### YOUR GOAL
Repeat the records in full and exactly, omitting pictures.

### DATASET EXTRACT
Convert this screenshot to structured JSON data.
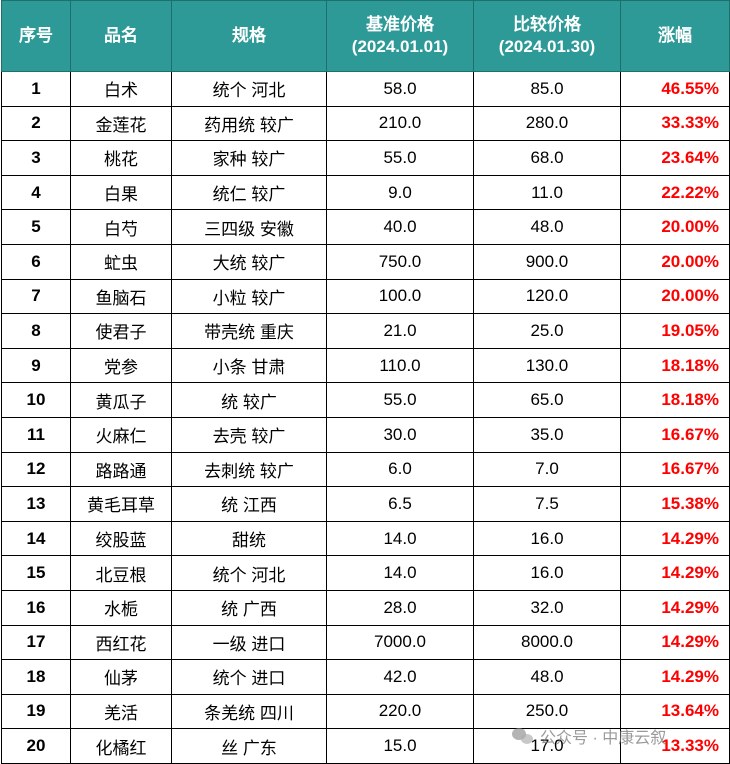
{
  "table": {
    "headers": {
      "index": "序号",
      "name": "品名",
      "spec": "规格",
      "base_price_line1": "基准价格",
      "base_price_line2": "(2024.01.01)",
      "compare_price_line1": "比较价格",
      "compare_price_line2": "(2024.01.30)",
      "change": "涨幅"
    },
    "rows": [
      {
        "index": "1",
        "name": "白术",
        "spec": "统个 河北",
        "base": "58.0",
        "compare": "85.0",
        "change": "46.55%"
      },
      {
        "index": "2",
        "name": "金莲花",
        "spec": "药用统 较广",
        "base": "210.0",
        "compare": "280.0",
        "change": "33.33%"
      },
      {
        "index": "3",
        "name": "桃花",
        "spec": "家种 较广",
        "base": "55.0",
        "compare": "68.0",
        "change": "23.64%"
      },
      {
        "index": "4",
        "name": "白果",
        "spec": "统仁 较广",
        "base": "9.0",
        "compare": "11.0",
        "change": "22.22%"
      },
      {
        "index": "5",
        "name": "白芍",
        "spec": "三四级 安徽",
        "base": "40.0",
        "compare": "48.0",
        "change": "20.00%"
      },
      {
        "index": "6",
        "name": "虻虫",
        "spec": "大统 较广",
        "base": "750.0",
        "compare": "900.0",
        "change": "20.00%"
      },
      {
        "index": "7",
        "name": "鱼脑石",
        "spec": "小粒 较广",
        "base": "100.0",
        "compare": "120.0",
        "change": "20.00%"
      },
      {
        "index": "8",
        "name": "使君子",
        "spec": "带壳统 重庆",
        "base": "21.0",
        "compare": "25.0",
        "change": "19.05%"
      },
      {
        "index": "9",
        "name": "党参",
        "spec": "小条 甘肃",
        "base": "110.0",
        "compare": "130.0",
        "change": "18.18%"
      },
      {
        "index": "10",
        "name": "黄瓜子",
        "spec": "统 较广",
        "base": "55.0",
        "compare": "65.0",
        "change": "18.18%"
      },
      {
        "index": "11",
        "name": "火麻仁",
        "spec": "去壳 较广",
        "base": "30.0",
        "compare": "35.0",
        "change": "16.67%"
      },
      {
        "index": "12",
        "name": "路路通",
        "spec": "去刺统 较广",
        "base": "6.0",
        "compare": "7.0",
        "change": "16.67%"
      },
      {
        "index": "13",
        "name": "黄毛耳草",
        "spec": "统 江西",
        "base": "6.5",
        "compare": "7.5",
        "change": "15.38%"
      },
      {
        "index": "14",
        "name": "绞股蓝",
        "spec": "甜统",
        "base": "14.0",
        "compare": "16.0",
        "change": "14.29%"
      },
      {
        "index": "15",
        "name": "北豆根",
        "spec": "统个 河北",
        "base": "14.0",
        "compare": "16.0",
        "change": "14.29%"
      },
      {
        "index": "16",
        "name": "水栀",
        "spec": "统 广西",
        "base": "28.0",
        "compare": "32.0",
        "change": "14.29%"
      },
      {
        "index": "17",
        "name": "西红花",
        "spec": "一级 进口",
        "base": "7000.0",
        "compare": "8000.0",
        "change": "14.29%"
      },
      {
        "index": "18",
        "name": "仙茅",
        "spec": "统个 进口",
        "base": "42.0",
        "compare": "48.0",
        "change": "14.29%"
      },
      {
        "index": "19",
        "name": "羌活",
        "spec": "条羌统 四川",
        "base": "220.0",
        "compare": "250.0",
        "change": "13.64%"
      },
      {
        "index": "20",
        "name": "化橘红",
        "spec": "丝 广东",
        "base": "15.0",
        "compare": "17.0",
        "change": "13.33%"
      }
    ]
  },
  "watermark": {
    "text": "公众号 · 中康云叙",
    "icon": "wechat-icon"
  },
  "colors": {
    "header_bg": "#2e9a98",
    "header_text": "#ffffff",
    "change_text": "#ff0000"
  }
}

### RESULT FOR THIS EXERCISE
Convert this screenshot to structured JSON data.
{
  "table": {
    "headers": {
      "index": "序号",
      "name": "品名",
      "spec": "规格",
      "base_price_line1": "基准价格",
      "base_price_line2": "(2024.01.01)",
      "compare_price_line1": "比较价格",
      "compare_price_line2": "(2024.01.30)",
      "change": "涨幅"
    },
    "rows": [
      {
        "index": "1",
        "name": "白术",
        "spec": "统个 河北",
        "base": "58.0",
        "compare": "85.0",
        "change": "46.55%"
      },
      {
        "index": "2",
        "name": "金莲花",
        "spec": "药用统 较广",
        "base": "210.0",
        "compare": "280.0",
        "change": "33.33%"
      },
      {
        "index": "3",
        "name": "桃花",
        "spec": "家种 较广",
        "base": "55.0",
        "compare": "68.0",
        "change": "23.64%"
      },
      {
        "index": "4",
        "name": "白果",
        "spec": "统仁 较广",
        "base": "9.0",
        "compare": "11.0",
        "change": "22.22%"
      },
      {
        "index": "5",
        "name": "白芍",
        "spec": "三四级 安徽",
        "base": "40.0",
        "compare": "48.0",
        "change": "20.00%"
      },
      {
        "index": "6",
        "name": "虻虫",
        "spec": "大统 较广",
        "base": "750.0",
        "compare": "900.0",
        "change": "20.00%"
      },
      {
        "index": "7",
        "name": "鱼脑石",
        "spec": "小粒 较广",
        "base": "100.0",
        "compare": "120.0",
        "change": "20.00%"
      },
      {
        "index": "8",
        "name": "使君子",
        "spec": "带壳统 重庆",
        "base": "21.0",
        "compare": "25.0",
        "change": "19.05%"
      },
      {
        "index": "9",
        "name": "党参",
        "spec": "小条 甘肃",
        "base": "110.0",
        "compare": "130.0",
        "change": "18.18%"
      },
      {
        "index": "10",
        "name": "黄瓜子",
        "spec": "统 较广",
        "base": "55.0",
        "compare": "65.0",
        "change": "18.18%"
      },
      {
        "index": "11",
        "name": "火麻仁",
        "spec": "去壳 较广",
        "base": "30.0",
        "compare": "35.0",
        "change": "16.67%"
      },
      {
        "index": "12",
        "name": "路路通",
        "spec": "去刺统 较广",
        "base": "6.0",
        "compare": "7.0",
        "change": "16.67%"
      },
      {
        "index": "13",
        "name": "黄毛耳草",
        "spec": "统 江西",
        "base": "6.5",
        "compare": "7.5",
        "change": "15.38%"
      },
      {
        "index": "14",
        "name": "绞股蓝",
        "spec": "甜统",
        "base": "14.0",
        "compare": "16.0",
        "change": "14.29%"
      },
      {
        "index": "15",
        "name": "北豆根",
        "spec": "统个 河北",
        "base": "14.0",
        "compare": "16.0",
        "change": "14.29%"
      },
      {
        "index": "16",
        "name": "水栀",
        "spec": "统 广西",
        "base": "28.0",
        "compare": "32.0",
        "change": "14.29%"
      },
      {
        "index": "17",
        "name": "西红花",
        "spec": "一级 进口",
        "base": "7000.0",
        "compare": "8000.0",
        "change": "14.29%"
      },
      {
        "index": "18",
        "name": "仙茅",
        "spec": "统个 进口",
        "base": "42.0",
        "compare": "48.0",
        "change": "14.29%"
      },
      {
        "index": "19",
        "name": "羌活",
        "spec": "条羌统 四川",
        "base": "220.0",
        "compare": "250.0",
        "change": "13.64%"
      },
      {
        "index": "20",
        "name": "化橘红",
        "spec": "丝 广东",
        "base": "15.0",
        "compare": "17.0",
        "change": "13.33%"
      }
    ]
  },
  "watermark": {
    "text": "公众号 · 中康云叙",
    "icon": "wechat-icon"
  },
  "colors": {
    "header_bg": "#2e9a98",
    "header_text": "#ffffff",
    "change_text": "#ff0000"
  }
}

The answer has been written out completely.